[start TASK INPUTS]

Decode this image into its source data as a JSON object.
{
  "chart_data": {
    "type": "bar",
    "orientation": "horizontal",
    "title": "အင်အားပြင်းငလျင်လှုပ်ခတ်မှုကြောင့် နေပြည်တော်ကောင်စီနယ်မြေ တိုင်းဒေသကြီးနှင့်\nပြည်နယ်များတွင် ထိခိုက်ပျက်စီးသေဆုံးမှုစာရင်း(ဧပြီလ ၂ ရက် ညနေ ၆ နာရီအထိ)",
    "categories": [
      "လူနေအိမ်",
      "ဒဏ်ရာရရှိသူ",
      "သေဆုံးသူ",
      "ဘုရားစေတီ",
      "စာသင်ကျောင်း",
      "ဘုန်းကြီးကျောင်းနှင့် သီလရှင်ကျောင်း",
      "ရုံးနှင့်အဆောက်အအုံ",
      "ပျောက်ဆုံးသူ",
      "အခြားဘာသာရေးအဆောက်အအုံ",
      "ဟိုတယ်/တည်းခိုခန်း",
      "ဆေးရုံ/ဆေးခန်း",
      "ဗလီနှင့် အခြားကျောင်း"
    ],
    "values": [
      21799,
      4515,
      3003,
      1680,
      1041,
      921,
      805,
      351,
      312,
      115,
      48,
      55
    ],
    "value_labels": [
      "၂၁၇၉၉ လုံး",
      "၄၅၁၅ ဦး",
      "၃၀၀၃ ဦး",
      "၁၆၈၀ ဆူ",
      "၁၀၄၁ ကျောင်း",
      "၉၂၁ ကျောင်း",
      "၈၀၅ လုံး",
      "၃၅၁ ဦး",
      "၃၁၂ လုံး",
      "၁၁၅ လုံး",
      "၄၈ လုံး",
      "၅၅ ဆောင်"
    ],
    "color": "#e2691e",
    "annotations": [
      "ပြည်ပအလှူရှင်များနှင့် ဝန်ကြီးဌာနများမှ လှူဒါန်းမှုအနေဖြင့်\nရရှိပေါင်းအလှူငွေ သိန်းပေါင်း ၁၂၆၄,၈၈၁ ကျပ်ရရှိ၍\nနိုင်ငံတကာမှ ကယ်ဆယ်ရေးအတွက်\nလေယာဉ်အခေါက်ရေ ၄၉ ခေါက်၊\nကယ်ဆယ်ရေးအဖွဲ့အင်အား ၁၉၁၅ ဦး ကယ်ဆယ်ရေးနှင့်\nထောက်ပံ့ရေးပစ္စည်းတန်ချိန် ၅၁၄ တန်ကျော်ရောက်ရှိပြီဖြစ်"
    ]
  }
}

[end TASK INPUTS]

§ JOB: Extract all the entries word for word.

§ RESPONSE TO THIS TASK:
Decode this image into its source data as a JSON object.
{
  "chart_data": {
    "type": "bar",
    "orientation": "horizontal",
    "title": "အင်အားပြင်းငလျင်လှုပ်ခတ်မှုကြောင့် နေပြည်တော်ကောင်စီနယ်မြေ တိုင်းဒေသကြီးနှင့်\nပြည်နယ်များတွင် ထိခိုက်ပျက်စီးသေဆုံးမှုစာရင်း(ဧပြီလ ၂ ရက် ညနေ ၆ နာရီအထိ)",
    "categories": [
      "လူနေအိမ်",
      "ဒဏ်ရာရရှိသူ",
      "သေဆုံးသူ",
      "ဘုရားစေတီ",
      "စာသင်ကျောင်း",
      "ဘုန်းကြီးကျောင်းနှင့် သီလရှင်ကျောင်း",
      "ရုံးနှင့်အဆောက်အအုံ",
      "ပျောက်ဆုံးသူ",
      "အခြားဘာသာရေးအဆောက်အအုံ",
      "ဟိုတယ်/တည်းခိုခန်း",
      "ဆေးရုံ/ဆေးခန်း",
      "ဗလီနှင့် အခြားကျောင်း"
    ],
    "values": [
      21799,
      4515,
      3003,
      1680,
      1041,
      921,
      805,
      351,
      312,
      115,
      48,
      55
    ],
    "value_labels": [
      "၂၁၇၉၉ လုံး",
      "၄၅၁၅ ဦး",
      "၃၀၀၃ ဦး",
      "၁၆၈၀ ဆူ",
      "၁၀၄၁ ကျောင်း",
      "၉၂၁ ကျောင်း",
      "၈၀၅ လုံး",
      "၃၅၁ ဦး",
      "၃၁၂ လုံး",
      "၁၁၅ လုံး",
      "၄၈ လုံး",
      "၅၅ ဆောင်"
    ],
    "color": "#e2691e",
    "annotations": [
      "ပြည်ပအလှူရှင်များနှင့် ဝန်ကြီးဌာနများမှ လှူဒါန်းမှုအနေဖြင့်\nရရှိပေါင်းအလှူငွေ သိန်းပေါင်း ၁၂၆၄,၈၈၁ ကျပ်ရရှိ၍\nနိုင်ငံတကာမှ ကယ်ဆယ်ရေးအတွက်\nလေယာဉ်အခေါက်ရေ ၄၉ ခေါက်၊\nကယ်ဆယ်ရေးအဖွဲ့အင်အား ၁၉၁၅ ဦး ကယ်ဆယ်ရေးနှင့်\nထောက်ပံ့ရေးပစ္စည်းတန်ချိန် ၅၁၄ တန်ကျော်ရောက်ရှိပြီဖြစ်"
    ]
  }
}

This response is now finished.